▸ Written request:
Extract the complete listing and repeat it word for word.

▸ Data for the task:
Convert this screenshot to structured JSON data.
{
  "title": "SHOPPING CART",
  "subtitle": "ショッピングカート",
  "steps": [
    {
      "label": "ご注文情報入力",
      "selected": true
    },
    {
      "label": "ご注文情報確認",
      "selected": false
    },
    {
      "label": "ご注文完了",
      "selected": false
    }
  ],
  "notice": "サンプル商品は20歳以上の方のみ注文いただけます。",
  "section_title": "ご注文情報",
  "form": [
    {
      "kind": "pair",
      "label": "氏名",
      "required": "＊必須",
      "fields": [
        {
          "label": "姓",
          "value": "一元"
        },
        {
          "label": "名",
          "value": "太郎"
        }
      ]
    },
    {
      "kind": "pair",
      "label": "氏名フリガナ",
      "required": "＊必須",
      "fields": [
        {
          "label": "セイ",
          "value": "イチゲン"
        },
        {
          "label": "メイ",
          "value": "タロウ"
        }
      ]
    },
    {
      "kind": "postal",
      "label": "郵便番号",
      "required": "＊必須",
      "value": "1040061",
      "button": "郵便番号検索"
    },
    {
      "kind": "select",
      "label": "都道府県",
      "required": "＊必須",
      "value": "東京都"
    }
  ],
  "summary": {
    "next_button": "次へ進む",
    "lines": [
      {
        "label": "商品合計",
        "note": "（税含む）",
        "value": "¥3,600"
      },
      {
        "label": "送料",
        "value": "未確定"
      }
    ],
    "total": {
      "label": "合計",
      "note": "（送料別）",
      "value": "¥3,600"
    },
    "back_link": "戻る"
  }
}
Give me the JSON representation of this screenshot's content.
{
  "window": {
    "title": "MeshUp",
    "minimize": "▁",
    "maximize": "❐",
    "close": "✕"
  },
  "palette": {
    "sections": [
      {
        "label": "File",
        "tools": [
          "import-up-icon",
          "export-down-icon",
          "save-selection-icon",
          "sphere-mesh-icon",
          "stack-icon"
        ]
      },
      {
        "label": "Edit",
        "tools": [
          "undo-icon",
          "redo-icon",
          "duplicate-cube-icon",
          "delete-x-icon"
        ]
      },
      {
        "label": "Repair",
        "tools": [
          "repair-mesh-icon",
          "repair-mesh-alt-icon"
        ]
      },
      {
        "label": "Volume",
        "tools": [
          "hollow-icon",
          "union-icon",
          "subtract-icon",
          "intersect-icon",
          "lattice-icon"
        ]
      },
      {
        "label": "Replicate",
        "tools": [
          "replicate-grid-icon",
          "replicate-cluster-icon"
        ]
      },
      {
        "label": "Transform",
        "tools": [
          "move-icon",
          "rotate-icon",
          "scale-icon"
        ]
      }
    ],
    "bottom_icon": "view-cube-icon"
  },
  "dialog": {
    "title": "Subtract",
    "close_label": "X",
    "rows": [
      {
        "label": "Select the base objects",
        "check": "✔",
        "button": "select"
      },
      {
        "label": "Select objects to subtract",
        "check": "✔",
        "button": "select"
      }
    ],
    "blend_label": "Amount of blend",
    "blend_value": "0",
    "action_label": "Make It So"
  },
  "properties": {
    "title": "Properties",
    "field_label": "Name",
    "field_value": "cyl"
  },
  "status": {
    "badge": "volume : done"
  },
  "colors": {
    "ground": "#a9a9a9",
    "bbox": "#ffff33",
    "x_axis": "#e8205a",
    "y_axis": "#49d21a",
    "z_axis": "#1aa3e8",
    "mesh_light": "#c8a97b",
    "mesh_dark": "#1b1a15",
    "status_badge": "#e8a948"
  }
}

▸ Expected answer:
Convert this screenshot to structured JSON data.
{
  "title": "SHOPPING CART",
  "subtitle": "ショッピングカート",
  "steps": [
    {
      "label": "ご注文情報入力",
      "selected": true
    },
    {
      "label": "ご注文情報確認",
      "selected": false
    },
    {
      "label": "ご注文完了",
      "selected": false
    }
  ],
  "notice": "サンプル商品は20歳以上の方のみ注文いただけます。",
  "section_title": "ご注文情報",
  "form": [
    {
      "kind": "pair",
      "label": "氏名",
      "required": "＊必須",
      "fields": [
        {
          "label": "姓",
          "value": "一元"
        },
        {
          "label": "名",
          "value": "太郎"
        }
      ]
    },
    {
      "kind": "pair",
      "label": "氏名フリガナ",
      "required": "＊必須",
      "fields": [
        {
          "label": "セイ",
          "value": "イチゲン"
        },
        {
          "label": "メイ",
          "value": "タロウ"
        }
      ]
    },
    {
      "kind": "postal",
      "label": "郵便番号",
      "required": "＊必須",
      "value": "1040061",
      "button": "郵便番号検索"
    },
    {
      "kind": "select",
      "label": "都道府県",
      "required": "＊必須",
      "value": "東京都"
    }
  ],
  "summary": {
    "next_button": "次へ進む",
    "lines": [
      {
        "label": "商品合計",
        "note": "（税含む）",
        "value": "¥3,600"
      },
      {
        "label": "送料",
        "value": "未確定"
      }
    ],
    "total": {
      "label": "合計",
      "note": "（送料別）",
      "value": "¥3,600"
    },
    "back_link": "戻る"
  }
}
Give me the JSON representation of this screenshot's content.
{
  "window": {
    "title": "MeshUp",
    "minimize": "▁",
    "maximize": "❐",
    "close": "✕"
  },
  "palette": {
    "sections": [
      {
        "label": "File",
        "tools": [
          "import-up-icon",
          "export-down-icon",
          "save-selection-icon",
          "sphere-mesh-icon",
          "stack-icon"
        ]
      },
      {
        "label": "Edit",
        "tools": [
          "undo-icon",
          "redo-icon",
          "duplicate-cube-icon",
          "delete-x-icon"
        ]
      },
      {
        "label": "Repair",
        "tools": [
          "repair-mesh-icon",
          "repair-mesh-alt-icon"
        ]
      },
      {
        "label": "Volume",
        "tools": [
          "hollow-icon",
          "union-icon",
          "subtract-icon",
          "intersect-icon",
          "lattice-icon"
        ]
      },
      {
        "label": "Replicate",
        "tools": [
          "replicate-grid-icon",
          "replicate-cluster-icon"
        ]
      },
      {
        "label": "Transform",
        "tools": [
          "move-icon",
          "rotate-icon",
          "scale-icon"
        ]
      }
    ],
    "bottom_icon": "view-cube-icon"
  },
  "dialog": {
    "title": "Subtract",
    "close_label": "X",
    "rows": [
      {
        "label": "Select the base objects",
        "check": "✔",
        "button": "select"
      },
      {
        "label": "Select objects to subtract",
        "check": "✔",
        "button": "select"
      }
    ],
    "blend_label": "Amount of blend",
    "blend_value": "0",
    "action_label": "Make It So"
  },
  "properties": {
    "title": "Properties",
    "field_label": "Name",
    "field_value": "cyl"
  },
  "status": {
    "badge": "volume : done"
  },
  "colors": {
    "ground": "#a9a9a9",
    "bbox": "#ffff33",
    "x_axis": "#e8205a",
    "y_axis": "#49d21a",
    "z_axis": "#1aa3e8",
    "mesh_light": "#c8a97b",
    "mesh_dark": "#1b1a15",
    "status_badge": "#e8a948"
  }
}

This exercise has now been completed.